* [What you need to do]
Reproduce the entries without any changes, from the start through the line containing "327, 301, 340]".

Layout coordinate data:
--- start ---
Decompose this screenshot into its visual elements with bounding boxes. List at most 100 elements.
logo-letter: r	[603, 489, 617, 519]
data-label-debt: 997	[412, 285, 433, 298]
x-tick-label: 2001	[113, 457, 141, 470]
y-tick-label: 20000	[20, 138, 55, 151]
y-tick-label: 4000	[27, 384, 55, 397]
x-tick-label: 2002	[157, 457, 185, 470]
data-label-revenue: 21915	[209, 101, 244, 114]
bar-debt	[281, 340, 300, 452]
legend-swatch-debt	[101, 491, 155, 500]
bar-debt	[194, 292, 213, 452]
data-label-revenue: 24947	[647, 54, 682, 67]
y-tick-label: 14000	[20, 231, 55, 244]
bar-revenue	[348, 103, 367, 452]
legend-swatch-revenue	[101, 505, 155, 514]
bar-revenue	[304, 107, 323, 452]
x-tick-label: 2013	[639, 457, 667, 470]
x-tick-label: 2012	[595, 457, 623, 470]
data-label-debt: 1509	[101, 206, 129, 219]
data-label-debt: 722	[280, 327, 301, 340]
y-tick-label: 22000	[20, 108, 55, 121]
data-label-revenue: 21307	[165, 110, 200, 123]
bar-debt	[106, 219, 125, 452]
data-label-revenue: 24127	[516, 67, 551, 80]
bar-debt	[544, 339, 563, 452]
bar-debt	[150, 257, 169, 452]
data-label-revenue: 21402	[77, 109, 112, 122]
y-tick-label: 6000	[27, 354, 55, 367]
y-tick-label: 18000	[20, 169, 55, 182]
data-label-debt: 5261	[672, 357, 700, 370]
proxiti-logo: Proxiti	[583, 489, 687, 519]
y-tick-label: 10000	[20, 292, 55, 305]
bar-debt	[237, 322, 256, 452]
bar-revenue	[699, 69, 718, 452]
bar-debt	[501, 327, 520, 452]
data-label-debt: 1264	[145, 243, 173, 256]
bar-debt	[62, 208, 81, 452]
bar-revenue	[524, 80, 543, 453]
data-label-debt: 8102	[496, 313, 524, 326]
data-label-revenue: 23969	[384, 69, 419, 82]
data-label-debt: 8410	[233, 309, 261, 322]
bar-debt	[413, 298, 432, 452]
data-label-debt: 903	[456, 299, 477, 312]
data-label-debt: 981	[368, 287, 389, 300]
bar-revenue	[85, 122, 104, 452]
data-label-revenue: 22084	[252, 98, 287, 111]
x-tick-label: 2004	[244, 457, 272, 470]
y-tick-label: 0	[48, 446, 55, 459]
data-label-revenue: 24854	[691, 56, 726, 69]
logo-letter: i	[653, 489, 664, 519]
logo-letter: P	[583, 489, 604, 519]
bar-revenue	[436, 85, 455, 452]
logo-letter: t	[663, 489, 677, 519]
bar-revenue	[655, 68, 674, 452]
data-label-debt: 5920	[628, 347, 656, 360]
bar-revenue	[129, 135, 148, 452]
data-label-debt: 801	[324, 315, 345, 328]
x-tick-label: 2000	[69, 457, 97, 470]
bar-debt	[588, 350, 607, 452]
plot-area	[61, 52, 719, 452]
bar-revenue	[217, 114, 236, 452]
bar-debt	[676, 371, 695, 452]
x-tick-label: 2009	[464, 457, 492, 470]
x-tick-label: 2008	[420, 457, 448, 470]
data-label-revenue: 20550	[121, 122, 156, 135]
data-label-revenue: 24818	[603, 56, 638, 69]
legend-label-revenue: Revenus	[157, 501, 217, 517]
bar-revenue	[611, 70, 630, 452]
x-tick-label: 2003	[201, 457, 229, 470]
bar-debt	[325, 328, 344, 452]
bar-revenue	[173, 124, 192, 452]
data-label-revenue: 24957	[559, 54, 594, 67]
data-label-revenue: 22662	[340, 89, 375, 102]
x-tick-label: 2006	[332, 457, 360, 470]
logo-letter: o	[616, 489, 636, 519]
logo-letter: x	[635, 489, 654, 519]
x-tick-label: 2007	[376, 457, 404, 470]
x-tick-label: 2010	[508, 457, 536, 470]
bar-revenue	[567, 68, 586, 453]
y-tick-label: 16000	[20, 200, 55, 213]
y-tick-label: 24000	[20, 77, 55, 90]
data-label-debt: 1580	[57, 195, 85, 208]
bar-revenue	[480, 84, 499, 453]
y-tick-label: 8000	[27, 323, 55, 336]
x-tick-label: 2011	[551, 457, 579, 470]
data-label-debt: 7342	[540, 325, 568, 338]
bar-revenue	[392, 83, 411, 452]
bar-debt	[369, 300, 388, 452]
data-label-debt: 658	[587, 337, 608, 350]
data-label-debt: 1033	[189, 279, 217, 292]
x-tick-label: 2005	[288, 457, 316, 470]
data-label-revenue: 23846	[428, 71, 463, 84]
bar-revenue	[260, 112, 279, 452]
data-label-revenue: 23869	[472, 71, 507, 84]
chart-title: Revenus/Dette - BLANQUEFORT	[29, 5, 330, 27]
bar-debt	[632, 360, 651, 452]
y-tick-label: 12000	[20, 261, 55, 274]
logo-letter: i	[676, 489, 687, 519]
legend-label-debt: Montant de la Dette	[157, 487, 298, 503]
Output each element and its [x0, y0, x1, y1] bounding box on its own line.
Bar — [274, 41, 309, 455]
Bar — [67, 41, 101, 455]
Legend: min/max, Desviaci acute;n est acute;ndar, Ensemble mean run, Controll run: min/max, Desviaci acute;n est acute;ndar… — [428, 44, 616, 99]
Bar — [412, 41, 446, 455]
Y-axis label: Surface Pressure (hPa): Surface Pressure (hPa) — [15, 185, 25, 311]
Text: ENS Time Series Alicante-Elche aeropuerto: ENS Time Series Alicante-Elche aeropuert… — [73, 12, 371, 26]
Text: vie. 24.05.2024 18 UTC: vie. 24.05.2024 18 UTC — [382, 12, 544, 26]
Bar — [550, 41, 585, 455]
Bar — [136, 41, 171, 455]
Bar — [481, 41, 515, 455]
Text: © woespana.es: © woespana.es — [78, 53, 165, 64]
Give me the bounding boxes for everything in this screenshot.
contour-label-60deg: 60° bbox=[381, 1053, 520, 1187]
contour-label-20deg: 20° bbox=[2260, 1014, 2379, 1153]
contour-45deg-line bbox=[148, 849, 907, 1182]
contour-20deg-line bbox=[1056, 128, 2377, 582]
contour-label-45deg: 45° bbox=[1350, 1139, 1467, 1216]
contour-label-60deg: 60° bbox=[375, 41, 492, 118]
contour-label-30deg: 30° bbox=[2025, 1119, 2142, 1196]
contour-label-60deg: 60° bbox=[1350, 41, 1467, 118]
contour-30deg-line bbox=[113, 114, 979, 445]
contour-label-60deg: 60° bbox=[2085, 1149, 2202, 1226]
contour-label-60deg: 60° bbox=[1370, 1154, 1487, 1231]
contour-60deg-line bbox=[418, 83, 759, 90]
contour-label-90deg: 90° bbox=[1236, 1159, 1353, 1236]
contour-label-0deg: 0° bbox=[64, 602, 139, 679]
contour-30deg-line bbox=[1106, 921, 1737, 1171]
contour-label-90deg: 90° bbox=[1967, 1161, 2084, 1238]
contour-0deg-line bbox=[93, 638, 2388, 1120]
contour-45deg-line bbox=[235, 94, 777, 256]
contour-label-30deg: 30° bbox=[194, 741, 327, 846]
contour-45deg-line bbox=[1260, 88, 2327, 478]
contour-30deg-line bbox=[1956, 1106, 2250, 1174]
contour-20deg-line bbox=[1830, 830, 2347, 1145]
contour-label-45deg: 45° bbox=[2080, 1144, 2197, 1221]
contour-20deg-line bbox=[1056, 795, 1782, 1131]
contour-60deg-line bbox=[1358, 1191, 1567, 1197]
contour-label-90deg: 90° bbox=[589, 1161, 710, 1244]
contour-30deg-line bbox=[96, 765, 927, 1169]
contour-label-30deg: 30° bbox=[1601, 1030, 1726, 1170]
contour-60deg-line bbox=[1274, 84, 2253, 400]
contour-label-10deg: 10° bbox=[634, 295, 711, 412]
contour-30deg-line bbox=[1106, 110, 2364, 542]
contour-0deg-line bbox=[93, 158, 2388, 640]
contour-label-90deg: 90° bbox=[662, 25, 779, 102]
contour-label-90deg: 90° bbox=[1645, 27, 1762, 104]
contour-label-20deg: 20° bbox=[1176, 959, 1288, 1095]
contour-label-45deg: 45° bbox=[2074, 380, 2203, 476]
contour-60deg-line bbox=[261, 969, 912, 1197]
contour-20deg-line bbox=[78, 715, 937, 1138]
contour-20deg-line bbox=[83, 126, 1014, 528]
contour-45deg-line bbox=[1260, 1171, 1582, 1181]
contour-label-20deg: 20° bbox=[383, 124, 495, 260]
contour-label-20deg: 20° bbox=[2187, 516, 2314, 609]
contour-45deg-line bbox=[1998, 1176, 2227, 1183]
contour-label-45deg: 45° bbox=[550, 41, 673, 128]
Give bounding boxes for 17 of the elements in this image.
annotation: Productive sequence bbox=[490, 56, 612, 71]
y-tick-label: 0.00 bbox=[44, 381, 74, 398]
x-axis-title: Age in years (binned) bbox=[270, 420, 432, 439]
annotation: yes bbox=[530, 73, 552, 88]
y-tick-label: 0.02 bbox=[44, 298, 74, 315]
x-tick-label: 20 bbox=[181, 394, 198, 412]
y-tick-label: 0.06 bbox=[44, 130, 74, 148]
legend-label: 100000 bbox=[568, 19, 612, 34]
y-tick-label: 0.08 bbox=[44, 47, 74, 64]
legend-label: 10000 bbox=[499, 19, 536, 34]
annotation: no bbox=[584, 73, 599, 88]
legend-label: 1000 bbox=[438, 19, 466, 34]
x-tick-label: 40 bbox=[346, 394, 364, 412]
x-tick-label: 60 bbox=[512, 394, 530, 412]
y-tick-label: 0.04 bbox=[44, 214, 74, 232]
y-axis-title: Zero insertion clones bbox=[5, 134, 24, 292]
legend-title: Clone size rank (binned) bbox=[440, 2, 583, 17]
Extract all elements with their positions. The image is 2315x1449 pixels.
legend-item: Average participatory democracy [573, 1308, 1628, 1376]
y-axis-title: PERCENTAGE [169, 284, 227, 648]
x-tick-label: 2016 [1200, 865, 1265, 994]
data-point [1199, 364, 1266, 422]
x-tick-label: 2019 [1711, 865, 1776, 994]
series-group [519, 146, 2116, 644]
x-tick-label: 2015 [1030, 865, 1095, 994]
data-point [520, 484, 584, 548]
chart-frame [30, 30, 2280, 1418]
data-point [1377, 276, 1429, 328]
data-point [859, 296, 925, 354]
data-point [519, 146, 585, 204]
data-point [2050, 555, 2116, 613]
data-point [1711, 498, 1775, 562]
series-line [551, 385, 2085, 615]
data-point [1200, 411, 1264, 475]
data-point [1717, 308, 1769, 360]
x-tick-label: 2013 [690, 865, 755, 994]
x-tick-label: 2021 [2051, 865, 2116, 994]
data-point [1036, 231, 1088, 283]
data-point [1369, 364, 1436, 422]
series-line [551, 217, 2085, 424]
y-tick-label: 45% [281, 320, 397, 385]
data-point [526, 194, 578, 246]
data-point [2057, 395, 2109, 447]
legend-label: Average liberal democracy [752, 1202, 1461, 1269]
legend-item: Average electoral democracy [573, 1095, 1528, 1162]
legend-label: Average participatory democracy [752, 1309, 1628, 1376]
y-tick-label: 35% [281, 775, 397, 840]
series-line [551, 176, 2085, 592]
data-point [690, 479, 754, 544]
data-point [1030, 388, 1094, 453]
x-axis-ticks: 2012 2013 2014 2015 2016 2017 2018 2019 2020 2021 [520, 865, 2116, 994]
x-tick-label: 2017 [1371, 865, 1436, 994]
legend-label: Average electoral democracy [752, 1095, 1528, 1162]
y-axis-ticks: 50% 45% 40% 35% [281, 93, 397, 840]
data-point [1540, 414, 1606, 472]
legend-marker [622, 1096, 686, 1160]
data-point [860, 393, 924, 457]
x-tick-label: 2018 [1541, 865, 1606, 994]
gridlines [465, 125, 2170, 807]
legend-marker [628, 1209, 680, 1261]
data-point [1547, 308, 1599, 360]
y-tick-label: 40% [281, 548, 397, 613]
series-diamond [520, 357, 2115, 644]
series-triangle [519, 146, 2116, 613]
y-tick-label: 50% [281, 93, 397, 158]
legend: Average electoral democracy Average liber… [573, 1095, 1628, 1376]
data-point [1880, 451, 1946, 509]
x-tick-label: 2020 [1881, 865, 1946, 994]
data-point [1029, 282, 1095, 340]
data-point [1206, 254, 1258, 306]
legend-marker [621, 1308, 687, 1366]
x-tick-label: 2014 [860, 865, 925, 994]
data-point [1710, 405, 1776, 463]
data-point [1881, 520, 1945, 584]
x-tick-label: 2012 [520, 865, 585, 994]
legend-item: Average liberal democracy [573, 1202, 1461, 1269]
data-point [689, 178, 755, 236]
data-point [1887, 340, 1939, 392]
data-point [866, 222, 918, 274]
--- end ---
* [Response to this task]
Decompose this screenshot into its visual elements with bounding boxes. List at most 100 elements.
logo-letter: r	[603, 489, 617, 519]
data-label-debt: 997	[412, 285, 433, 298]
x-tick-label: 2001	[113, 457, 141, 470]
y-tick-label: 20000	[20, 138, 55, 151]
y-tick-label: 4000	[27, 384, 55, 397]
x-tick-label: 2002	[157, 457, 185, 470]
data-label-revenue: 21915	[209, 101, 244, 114]
bar-debt	[281, 340, 300, 452]
legend-swatch-debt	[101, 491, 155, 500]
bar-debt	[194, 292, 213, 452]
data-label-revenue: 24947	[647, 54, 682, 67]
y-tick-label: 14000	[20, 231, 55, 244]
bar-revenue	[348, 103, 367, 452]
legend-swatch-revenue	[101, 505, 155, 514]
bar-revenue	[304, 107, 323, 452]
x-tick-label: 2013	[639, 457, 667, 470]
x-tick-label: 2012	[595, 457, 623, 470]
data-label-debt: 1509	[101, 206, 129, 219]
data-label-debt: 722	[280, 327, 301, 340]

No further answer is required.